• TASK DETAILS
From the listing below, pull out the lines that hold "name".

• PROVIDED INFORMATION
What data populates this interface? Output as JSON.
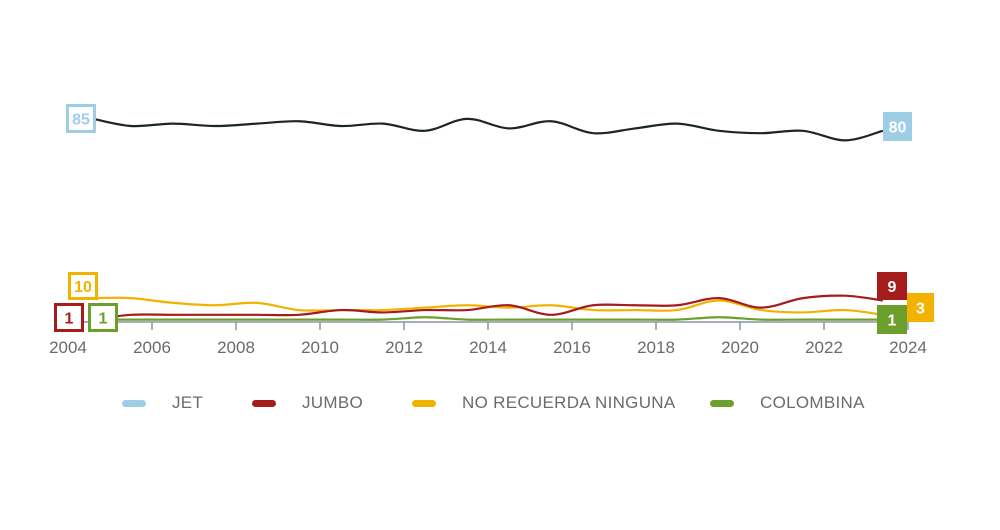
{
  "chart_data": {
    "type": "line",
    "title": "",
    "xlabel": "",
    "ylabel": "",
    "xlim": [
      2004,
      2024
    ],
    "ylim": [
      0,
      90
    ],
    "grid": false,
    "legend_position": "bottom",
    "x_ticks": [
      "2004",
      "2006",
      "2008",
      "2010",
      "2012",
      "2014",
      "2016",
      "2018",
      "2020",
      "2022",
      "2024"
    ],
    "x": [
      2004.6,
      2005.5,
      2006.5,
      2007.5,
      2008.5,
      2009.5,
      2010.5,
      2011.5,
      2012.5,
      2013.5,
      2014.5,
      2015.5,
      2016.5,
      2017.5,
      2018.5,
      2019.5,
      2020.5,
      2021.5,
      2022.5,
      2023.4
    ],
    "series": [
      {
        "name": "JET",
        "color": "#9ecde6",
        "line_color": "#1c2626",
        "values": [
          85,
          82,
          83,
          82,
          83,
          84,
          82,
          83,
          80,
          85,
          81,
          84,
          79,
          81,
          83,
          80,
          79,
          80,
          76,
          80
        ],
        "start_label": "85",
        "end_label": "80"
      },
      {
        "name": "JUMBO",
        "color": "#a51c1c",
        "values": [
          1,
          3,
          3,
          3,
          3,
          3,
          5,
          4,
          5,
          5,
          7,
          3,
          7,
          7,
          7,
          10,
          6,
          10,
          11,
          9
        ],
        "start_label": "1",
        "end_label": "9"
      },
      {
        "name": "NO RECUERDA NINGUNA",
        "color": "#f2b200",
        "values": [
          10,
          10,
          8,
          7,
          8,
          5,
          5,
          5,
          6,
          7,
          6,
          7,
          5,
          5,
          5,
          9,
          5,
          4,
          5,
          3
        ],
        "start_label": "10",
        "end_label": "3"
      },
      {
        "name": "COLOMBINA",
        "color": "#6d9f2c",
        "values": [
          1,
          1,
          1,
          1,
          1,
          1,
          1,
          1,
          2,
          1,
          1,
          1,
          1,
          1,
          1,
          2,
          1,
          1,
          1,
          1
        ],
        "start_label": "1",
        "end_label": "1"
      }
    ]
  }
}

• ANSWER TO THE TASK
        "name": "JET",
        "name": "JUMBO",
        "name": "NO RECUERDA NINGUNA",
        "name": "COLOMBINA",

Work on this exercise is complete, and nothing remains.